__Records from a data source__
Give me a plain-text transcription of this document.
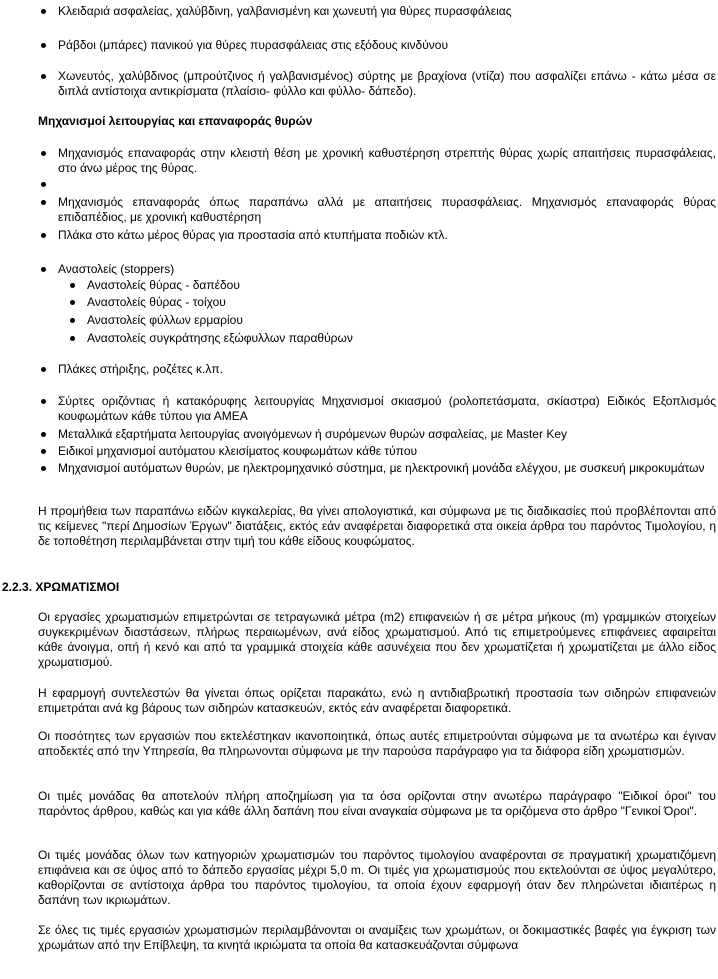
Κλειδαριά ασφαλείας, χαλύβδινη, γαλβανισμένη και χωνευτή για θύρες πυρασφάλειας
Ράβδοι (μπάρες) πανικού για θύρες πυρασφάλειας στις εξόδους κινδύνου
Χωνευτός, χαλύβδινος (μπρούτζινος ή γαλβανισμένος) σύρτης με βραχίονα (ντίζα) που ασφαλίζει επάνω - κάτω μέσα σε διπλά αντίστοιχα αντικρίσματα (πλαίσιο- φύλλο και φύλλο- δάπεδο).
Μηχανισμοί λειτουργίας και επαναφοράς θυρών
Μηχανισμός επαναφοράς στην κλειστή θέση με χρονική καθυστέρηση στρεπτής θύρας χωρίς απαιτήσεις πυρασφάλειας, στο άνω μέρος της θύρας.
Μηχανισμός επαναφοράς όπως παραπάνω αλλά με απαιτήσεις πυρασφάλειας. Μηχανισμός επαναφοράς θύρας επιδαπέδιος, με χρονική καθυστέρηση
Πλάκα στο κάτω μέρος θύρας για προστασία από κτυπήματα ποδιών κτλ.
Αναστολείς (stoppers)
Αναστολείς θύρας - δαπέδου
Αναστολείς θύρας - τοίχου
Αναστολείς φύλλων ερμαρίου
Αναστολείς συγκράτησης εξώφυλλων παραθύρων
Πλάκες στήριξης, ροζέτες κ.λπ.
Σύρτες οριζόντιας ή κατακόρυφης λειτουργίας Μηχανισμοί σκιασμού (ρολοπετάσματα, σκίαστρα) Ειδικός Εξοπλισμός κουφωμάτων κάθε τύπου για ΑΜΕΑ
Μεταλλικά εξαρτήματα λειτουργίας ανοιγόμενων ή συρόμενων θυρών ασφαλείας, με Master Key
Ειδικοί μηχανισμοί αυτόματου κλεισίματος κουφωμάτων κάθε τύπου
Μηχανισμοί αυτόματων θυρών, με ηλεκτρομηχανικό σύστημα, με ηλεκτρονική μονάδα ελέγχου, με συσκευή μικροκυμάτων
Η προμήθεια των παραπάνω ειδών κιγκαλερίας, θα γίνει απολογιστικά, και σύμφωνα με τις διαδικασίες πού προβλέπονται από τις κείμενες "περί Δημοσίων Έργων" διατάξεις, εκτός εάν αναφέρεται διαφορετικά στα οικεία άρθρα του παρόντος Τιμολογίου, η δε τοποθέτηση περιλαμβάνεται στην τιμή του κάθε είδους κουφώματος.
2.2.3. ΧΡΩΜΑΤΙΣΜΟΙ
Οι εργασίες χρωματισμών επιμετρώνται σε τετραγωνικά μέτρα (m2) επιφανειών ή σε μέτρα μήκους (m) γραμμικών στοιχείων συγκεκριμένων διαστάσεων, πλήρως περαιωμένων, ανά είδος χρωματισμού. Από τις επιμετρούμενες επιφάνειες αφαιρείται κάθε άνοιγμα, οπή ή κενό και από τα γραμμικά στοιχεία κάθε ασυνέχεια που δεν χρωματίζεται ή χρωματίζεται με άλλο είδος χρωματισμού.
Η εφαρμογή συντελεστών θα γίνεται όπως ορίζεται παρακάτω, ενώ η αντιδιαβρωτική προστασία των σιδηρών επιφανειών επιμετράται ανά kg βάρους των σιδηρών κατασκευών, εκτός εάν αναφέρεται διαφορετικά.
Οι ποσότητες των εργασιών που εκτελέστηκαν ικανοποιητικά, όπως αυτές επιμετρούνται σύμφωνα με τα ανωτέρω και έγιναν αποδεκτές από την Υπηρεσία, θα πληρωνονται σύμφωνα με την παρούσα παράγραφο για τα διάφορα είδη χρωματισμών.
Οι τιμές μονάδας θα αποτελούν πλήρη αποζημίωση για τα όσα ορίζονται στην ανωτέρω παράγραφο "Ειδικοί όροι" του παρόντος άρθρου, καθώς και για κάθε άλλη δαπάνη που είναι αναγκαία σύμφωνα με τα οριζόμενα στο άρθρο "Γενικοί Όροι".
Οι τιμές μονάδας όλων των κατηγοριών χρωματισμών του παρόντος τιμολογίου αναφέρονται σε πραγματική χρωματιζόμενη επιφάνεια και σε ύψος από το δάπεδο εργασίας μέχρι 5,0 m. Οι τιμές για χρωματισμούς που εκτελούνται σε ύψος μεγαλύτερο, καθορίζονται σε αντίστοιχα άρθρα του παρόντος τιμολογίου, τα οποία έχουν εφαρμογή όταν δεν πληρώνεται ιδιαιτέρως η δαπάνη των ικριωμάτων.
Σε όλες τις τιμές εργασιών χρωματισμών περιλαμβάνονται οι αναμίξεις των χρωμάτων, οι δοκιμαστικές βαφές για έγκριση των χρωμάτων από την Επίβλεψη, τα κινητά ικριώματα τα οποία θα κατασκευάζονται σύμφωνα
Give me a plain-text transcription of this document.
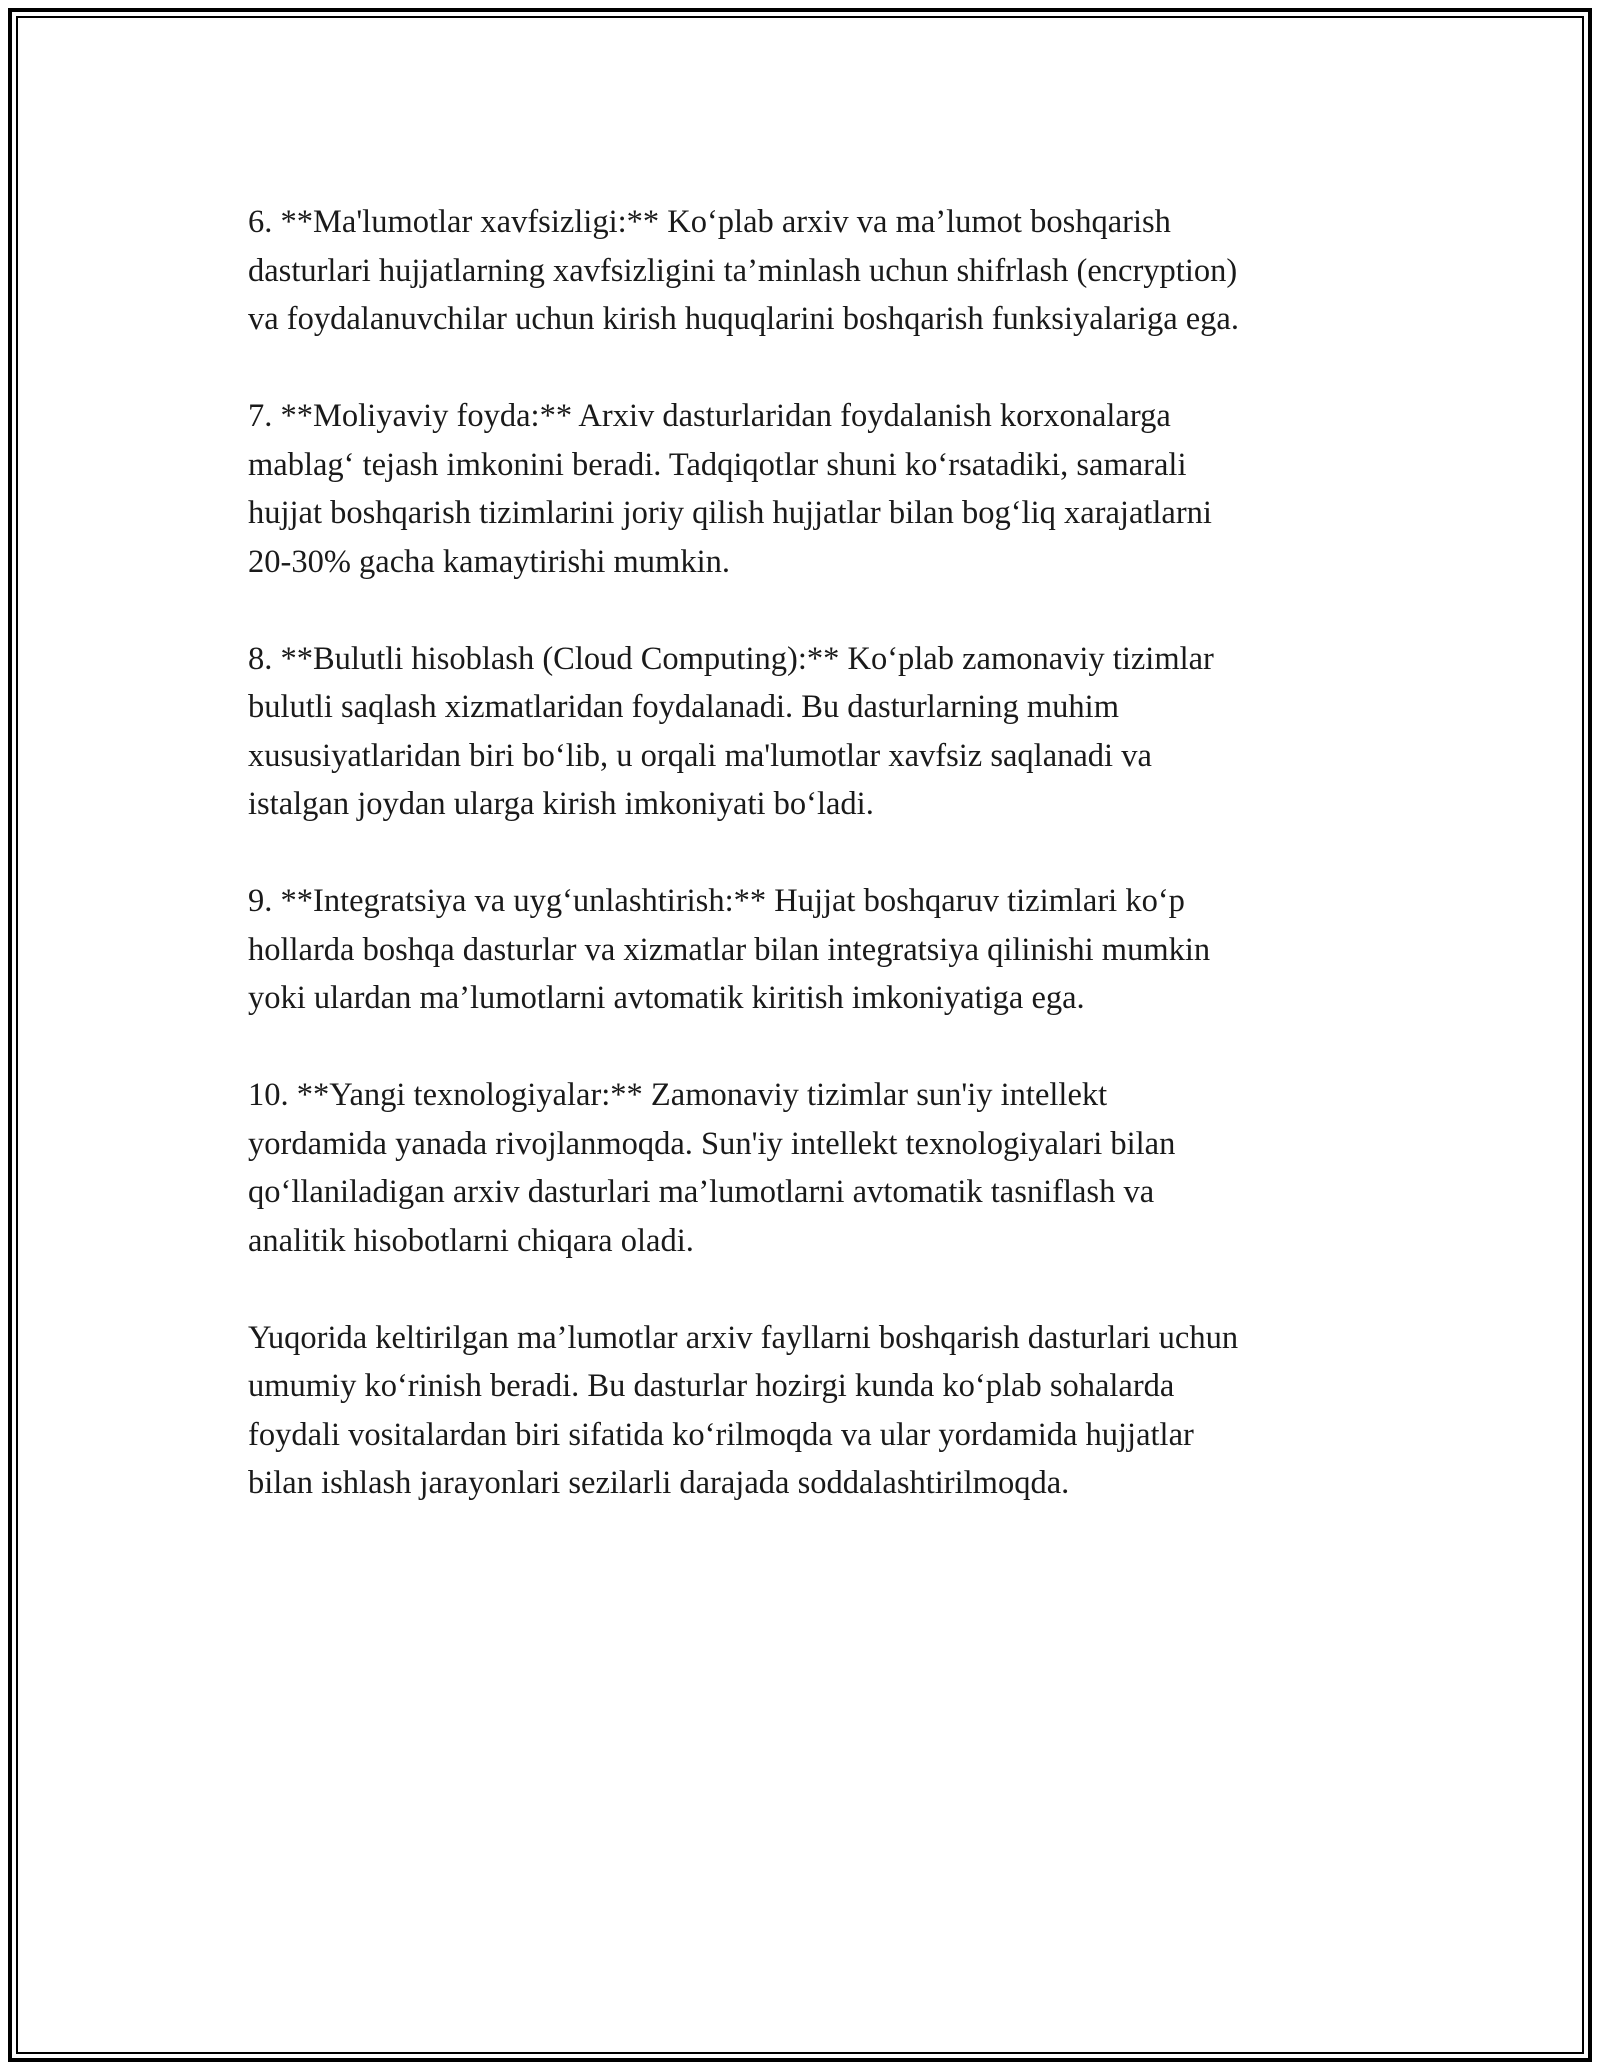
6. **Ma'lumotlar xavfsizligi:** Ko‘plab arxiv va ma’lumot boshqarish
dasturlari hujjatlarning xavfsizligini ta’minlash uchun shifrlash (encryption)
va foydalanuvchilar uchun kirish huquqlarini boshqarish funksiyalariga ega.

7. **Moliyaviy foyda:** Arxiv dasturlaridan foydalanish korxonalarga
mablag‘ tejash imkonini beradi. Tadqiqotlar shuni ko‘rsatadiki, samarali
hujjat boshqarish tizimlarini joriy qilish hujjatlar bilan bog‘liq xarajatlarni
20-30% gacha kamaytirishi mumkin.

8. **Bulutli hisoblash (Cloud Computing):** Ko‘plab zamonaviy tizimlar
bulutli saqlash xizmatlaridan foydalanadi. Bu dasturlarning muhim
xususiyatlaridan biri bo‘lib, u orqali ma'lumotlar xavfsiz saqlanadi va
istalgan joydan ularga kirish imkoniyati bo‘ladi.

9. **Integratsiya va uyg‘unlashtirish:** Hujjat boshqaruv tizimlari ko‘p
hollarda boshqa dasturlar va xizmatlar bilan integratsiya qilinishi mumkin
yoki ulardan ma’lumotlarni avtomatik kiritish imkoniyatiga ega.

10. **Yangi texnologiyalar:** Zamonaviy tizimlar sun'iy intellekt
yordamida yanada rivojlanmoqda. Sun'iy intellekt texnologiyalari bilan
qo‘llaniladigan arxiv dasturlari ma’lumotlarni avtomatik tasniflash va
analitik hisobotlarni chiqara oladi.

Yuqorida keltirilgan ma’lumotlar arxiv fayllarni boshqarish dasturlari uchun
umumiy ko‘rinish beradi. Bu dasturlar hozirgi kunda ko‘plab sohalarda
foydali vositalardan biri sifatida ko‘rilmoqda va ular yordamida hujjatlar
bilan ishlash jarayonlari sezilarli darajada soddalashtirilmoqda.
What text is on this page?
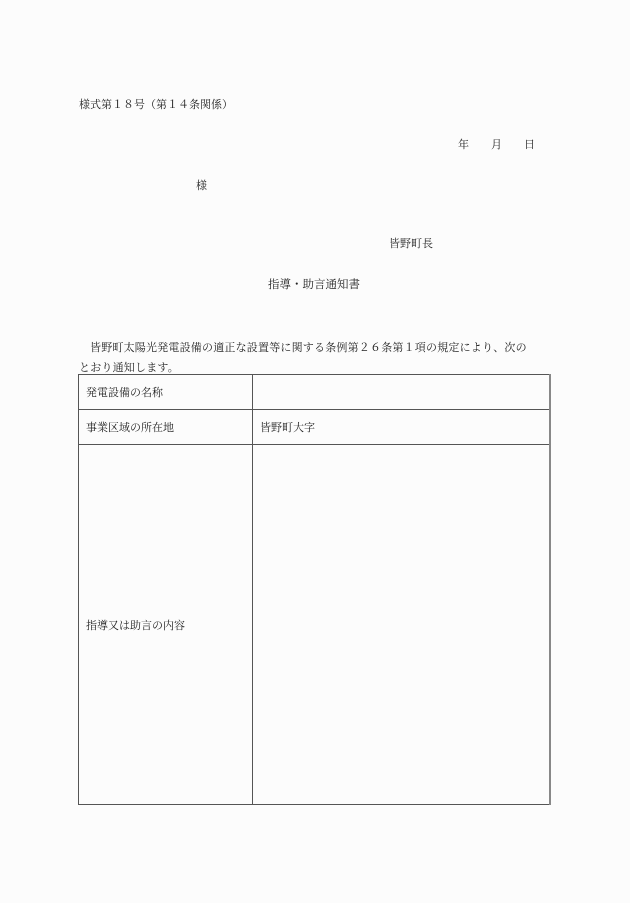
様式第１８号（第１４条関係）
年 月 日
様
皆野町長
指導・助言通知書
皆野町太陽光発電設備の適正な設置等に関する条例第２６条第１項の規定により、次の
とおり通知します。
発電設備の名称	
事業区域の所在地	皆野町大字
指導又は助言の内容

__Goal__
Output the entries above exactly. Drop the pictures.

__Answer to the problem__
Give me a plain-text transcription of this document.
Κλειδαριά ασφαλείας, χαλύβδινη, γαλβανισμένη και χωνευτή για θύρες πυρασφάλειας
Ράβδοι (μπάρες) πανικού για θύρες πυρασφάλειας στις εξόδους κινδύνου
Χωνευτός, χαλύβδινος (μπρούτζινος ή γαλβανισμένος) σύρτης με βραχίονα (ντίζα) που ασφαλίζει επάνω - κάτω μέσα σε διπλά αντίστοιχα αντικρίσματα (πλαίσιο- φύλλο και φύλλο- δάπεδο).
Μηχανισμοί λειτουργίας και επαναφοράς θυρών
Μηχανισμός επαναφοράς στην κλειστή θέση με χρονική καθυστέρηση στρεπτής θύρας χωρίς απαιτήσεις πυρασφάλειας, στο άνω μέρος της θύρας.
Μηχανισμός επαναφοράς όπως παραπάνω αλλά με απαιτήσεις πυρασφάλειας. Μηχανισμός επαναφοράς θύρας επιδαπέδιος, με χρονική καθυστέρηση
Πλάκα στο κάτω μέρος θύρας για προστασία από κτυπήματα ποδιών κτλ.
Αναστολείς (stoppers)
Αναστολείς θύρας - δαπέδου
Αναστολείς θύρας - τοίχου
Αναστολείς φύλλων ερμαρίου
Αναστολείς συγκράτησης εξώφυλλων παραθύρων
Πλάκες στήριξης, ροζέτες κ.λπ.
Σύρτες οριζόντιας ή κατακόρυφης λειτουργίας Μηχανισμοί σκιασμού (ρολοπετάσματα, σκίαστρα) Ειδικός Εξοπλισμός κουφωμάτων κάθε τύπου για ΑΜΕΑ
Μεταλλικά εξαρτήματα λειτουργίας ανοιγόμενων ή συρόμενων θυρών ασφαλείας, με Master Key
Ειδικοί μηχανισμοί αυτόματου κλεισίματος κουφωμάτων κάθε τύπου
Μηχανισμοί αυτόματων θυρών, με ηλεκτρομηχανικό σύστημα, με ηλεκτρονική μονάδα ελέγχου, με συσκευή μικροκυμάτων
Η προμήθεια των παραπάνω ειδών κιγκαλερίας, θα γίνει απολογιστικά, και σύμφωνα με τις διαδικασίες πού προβλέπονται από τις κείμενες "περί Δημοσίων Έργων" διατάξεις, εκτός εάν αναφέρεται διαφορετικά στα οικεία άρθρα του παρόντος Τιμολογίου, η δε τοποθέτηση περιλαμβάνεται στην τιμή του κάθε είδους κουφώματος.
2.2.3. ΧΡΩΜΑΤΙΣΜΟΙ
Οι εργασίες χρωματισμών επιμετρώνται σε τετραγωνικά μέτρα (m2) επιφανειών ή σε μέτρα μήκους (m) γραμμικών στοιχείων συγκεκριμένων διαστάσεων, πλήρως περαιωμένων, ανά είδος χρωματισμού. Από τις επιμετρούμενες επιφάνειες αφαιρείται κάθε άνοιγμα, οπή ή κενό και από τα γραμμικά στοιχεία κάθε ασυνέχεια που δεν χρωματίζεται ή χρωματίζεται με άλλο είδος χρωματισμού.
Η εφαρμογή συντελεστών θα γίνεται όπως ορίζεται παρακάτω, ενώ η αντιδιαβρωτική προστασία των σιδηρών επιφανειών επιμετράται ανά kg βάρους των σιδηρών κατασκευών, εκτός εάν αναφέρεται διαφορετικά.
Οι ποσότητες των εργασιών που εκτελέστηκαν ικανοποιητικά, όπως αυτές επιμετρούνται σύμφωνα με τα ανωτέρω και έγιναν αποδεκτές από την Υπηρεσία, θα πληρωνονται σύμφωνα με την παρούσα παράγραφο για τα διάφορα είδη χρωματισμών.
Οι τιμές μονάδας θα αποτελούν πλήρη αποζημίωση για τα όσα ορίζονται στην ανωτέρω παράγραφο "Ειδικοί όροι" του παρόντος άρθρου, καθώς και για κάθε άλλη δαπάνη που είναι αναγκαία σύμφωνα με τα οριζόμενα στο άρθρο "Γενικοί Όροι".
Οι τιμές μονάδας όλων των κατηγοριών χρωματισμών του παρόντος τιμολογίου αναφέρονται σε πραγματική χρωματιζόμενη επιφάνεια και σε ύψος από το δάπεδο εργασίας μέχρι 5,0 m. Οι τιμές για χρωματισμούς που εκτελούνται σε ύψος μεγαλύτερο, καθορίζονται σε αντίστοιχα άρθρα του παρόντος τιμολογίου, τα οποία έχουν εφαρμογή όταν δεν πληρώνεται ιδιαιτέρως η δαπάνη των ικριωμάτων.
Σε όλες τις τιμές εργασιών χρωματισμών περιλαμβάνονται οι αναμίξεις των χρωμάτων, οι δοκιμαστικές βαφές για έγκριση των χρωμάτων από την Επίβλεψη, τα κινητά ικριώματα τα οποία θα κατασκευάζονται σύμφωνα
Give me a plain-text transcription of this document.
6. **Ma'lumotlar xavfsizligi:** Ko‘plab arxiv va ma’lumot boshqarish
dasturlari hujjatlarning xavfsizligini ta’minlash uchun shifrlash (encryption)
va foydalanuvchilar uchun kirish huquqlarini boshqarish funksiyalariga ega.

7. **Moliyaviy foyda:** Arxiv dasturlaridan foydalanish korxonalarga
mablag‘ tejash imkonini beradi. Tadqiqotlar shuni ko‘rsatadiki, samarali
hujjat boshqarish tizimlarini joriy qilish hujjatlar bilan bog‘liq xarajatlarni
20-30% gacha kamaytirishi mumkin.

8. **Bulutli hisoblash (Cloud Computing):** Ko‘plab zamonaviy tizimlar
bulutli saqlash xizmatlaridan foydalanadi. Bu dasturlarning muhim
xususiyatlaridan biri bo‘lib, u orqali ma'lumotlar xavfsiz saqlanadi va
istalgan joydan ularga kirish imkoniyati bo‘ladi.

9. **Integratsiya va uyg‘unlashtirish:** Hujjat boshqaruv tizimlari ko‘p
hollarda boshqa dasturlar va xizmatlar bilan integratsiya qilinishi mumkin
yoki ulardan ma’lumotlarni avtomatik kiritish imkoniyatiga ega.

10. **Yangi texnologiyalar:** Zamonaviy tizimlar sun'iy intellekt
yordamida yanada rivojlanmoqda. Sun'iy intellekt texnologiyalari bilan
qo‘llaniladigan arxiv dasturlari ma’lumotlarni avtomatik tasniflash va
analitik hisobotlarni chiqara oladi.

Yuqorida keltirilgan ma’lumotlar arxiv fayllarni boshqarish dasturlari uchun
umumiy ko‘rinish beradi. Bu dasturlar hozirgi kunda ko‘plab sohalarda
foydali vositalardan biri sifatida ko‘rilmoqda va ular yordamida hujjatlar
bilan ishlash jarayonlari sezilarli darajada soddalashtirilmoqda.
What text is on this page?
様式第１８号（第１４条関係）
年 月 日
様
皆野町長
指導・助言通知書
皆野町太陽光発電設備の適正な設置等に関する条例第２６条第１項の規定により、次の
とおり通知します。
発電設備の名称	
事業区域の所在地	皆野町大字
指導又は助言の内容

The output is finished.